— Task objective —
Wherever the word "Arrays" turns up in a line of the entries, copy that line.

* START Records to use *

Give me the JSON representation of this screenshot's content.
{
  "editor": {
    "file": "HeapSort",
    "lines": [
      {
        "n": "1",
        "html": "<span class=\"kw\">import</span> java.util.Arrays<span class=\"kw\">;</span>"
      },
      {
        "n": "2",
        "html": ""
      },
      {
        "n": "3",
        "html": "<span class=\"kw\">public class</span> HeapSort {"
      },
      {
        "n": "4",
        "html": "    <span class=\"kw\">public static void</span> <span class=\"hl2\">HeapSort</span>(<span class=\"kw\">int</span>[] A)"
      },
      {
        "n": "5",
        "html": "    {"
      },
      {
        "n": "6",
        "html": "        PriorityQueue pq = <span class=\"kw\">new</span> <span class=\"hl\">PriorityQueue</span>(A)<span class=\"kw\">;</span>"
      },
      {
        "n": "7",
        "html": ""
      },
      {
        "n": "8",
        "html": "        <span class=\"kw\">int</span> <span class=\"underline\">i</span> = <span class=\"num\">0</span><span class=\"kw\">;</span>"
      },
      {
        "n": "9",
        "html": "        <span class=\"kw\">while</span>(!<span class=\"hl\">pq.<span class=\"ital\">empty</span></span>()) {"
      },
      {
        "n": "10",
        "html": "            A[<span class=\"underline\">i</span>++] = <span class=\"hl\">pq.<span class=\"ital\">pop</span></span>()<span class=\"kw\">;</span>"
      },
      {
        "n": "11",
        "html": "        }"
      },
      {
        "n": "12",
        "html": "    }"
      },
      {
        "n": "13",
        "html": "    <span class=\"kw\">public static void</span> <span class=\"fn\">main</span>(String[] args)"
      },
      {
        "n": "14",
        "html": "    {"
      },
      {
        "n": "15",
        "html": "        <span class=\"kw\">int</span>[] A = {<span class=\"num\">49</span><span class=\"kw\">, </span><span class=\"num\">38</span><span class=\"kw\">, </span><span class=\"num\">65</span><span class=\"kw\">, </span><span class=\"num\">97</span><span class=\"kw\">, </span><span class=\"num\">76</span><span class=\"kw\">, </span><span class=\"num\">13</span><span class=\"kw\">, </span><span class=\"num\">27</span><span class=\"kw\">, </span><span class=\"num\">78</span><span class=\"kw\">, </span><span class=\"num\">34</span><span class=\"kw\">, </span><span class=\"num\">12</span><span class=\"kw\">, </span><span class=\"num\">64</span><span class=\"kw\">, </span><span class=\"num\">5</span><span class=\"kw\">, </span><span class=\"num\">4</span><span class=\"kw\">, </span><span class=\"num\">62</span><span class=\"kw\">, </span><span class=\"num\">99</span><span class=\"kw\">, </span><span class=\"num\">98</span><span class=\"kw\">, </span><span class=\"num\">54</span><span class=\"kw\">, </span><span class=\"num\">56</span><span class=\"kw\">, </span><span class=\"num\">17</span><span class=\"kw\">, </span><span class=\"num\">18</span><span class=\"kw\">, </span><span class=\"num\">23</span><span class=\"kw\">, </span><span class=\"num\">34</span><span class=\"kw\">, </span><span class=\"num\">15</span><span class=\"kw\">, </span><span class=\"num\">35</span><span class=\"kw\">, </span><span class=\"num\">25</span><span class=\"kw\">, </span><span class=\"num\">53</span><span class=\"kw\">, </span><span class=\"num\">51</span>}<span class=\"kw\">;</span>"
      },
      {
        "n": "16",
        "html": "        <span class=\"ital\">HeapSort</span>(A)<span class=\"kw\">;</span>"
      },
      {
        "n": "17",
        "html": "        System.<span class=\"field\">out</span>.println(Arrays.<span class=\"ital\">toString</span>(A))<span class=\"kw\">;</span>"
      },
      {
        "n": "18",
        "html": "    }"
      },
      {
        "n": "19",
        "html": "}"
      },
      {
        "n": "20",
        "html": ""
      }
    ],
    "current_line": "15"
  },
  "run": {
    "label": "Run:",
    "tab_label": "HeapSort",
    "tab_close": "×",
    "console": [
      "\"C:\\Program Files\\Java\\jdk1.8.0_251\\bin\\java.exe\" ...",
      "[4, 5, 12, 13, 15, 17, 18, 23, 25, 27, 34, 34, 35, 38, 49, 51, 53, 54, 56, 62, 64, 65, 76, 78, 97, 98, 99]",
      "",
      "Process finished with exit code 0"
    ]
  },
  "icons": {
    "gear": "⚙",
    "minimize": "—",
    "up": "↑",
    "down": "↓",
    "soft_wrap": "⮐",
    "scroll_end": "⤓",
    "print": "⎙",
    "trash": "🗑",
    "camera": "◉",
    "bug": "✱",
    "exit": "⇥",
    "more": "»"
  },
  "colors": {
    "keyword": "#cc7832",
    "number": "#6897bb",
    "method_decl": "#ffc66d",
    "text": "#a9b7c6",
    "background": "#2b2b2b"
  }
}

* END Records to use *

— Response to this exercise —
        "html": "<span class=\"kw\">import</span> java.util.Arrays<span class=\"kw\">;</span>"
        "html": "        System.<span class=\"field\">out</span>.println(Arrays.<span class=\"ital\">toString</span>(A))<span class=\"kw\">;</span>"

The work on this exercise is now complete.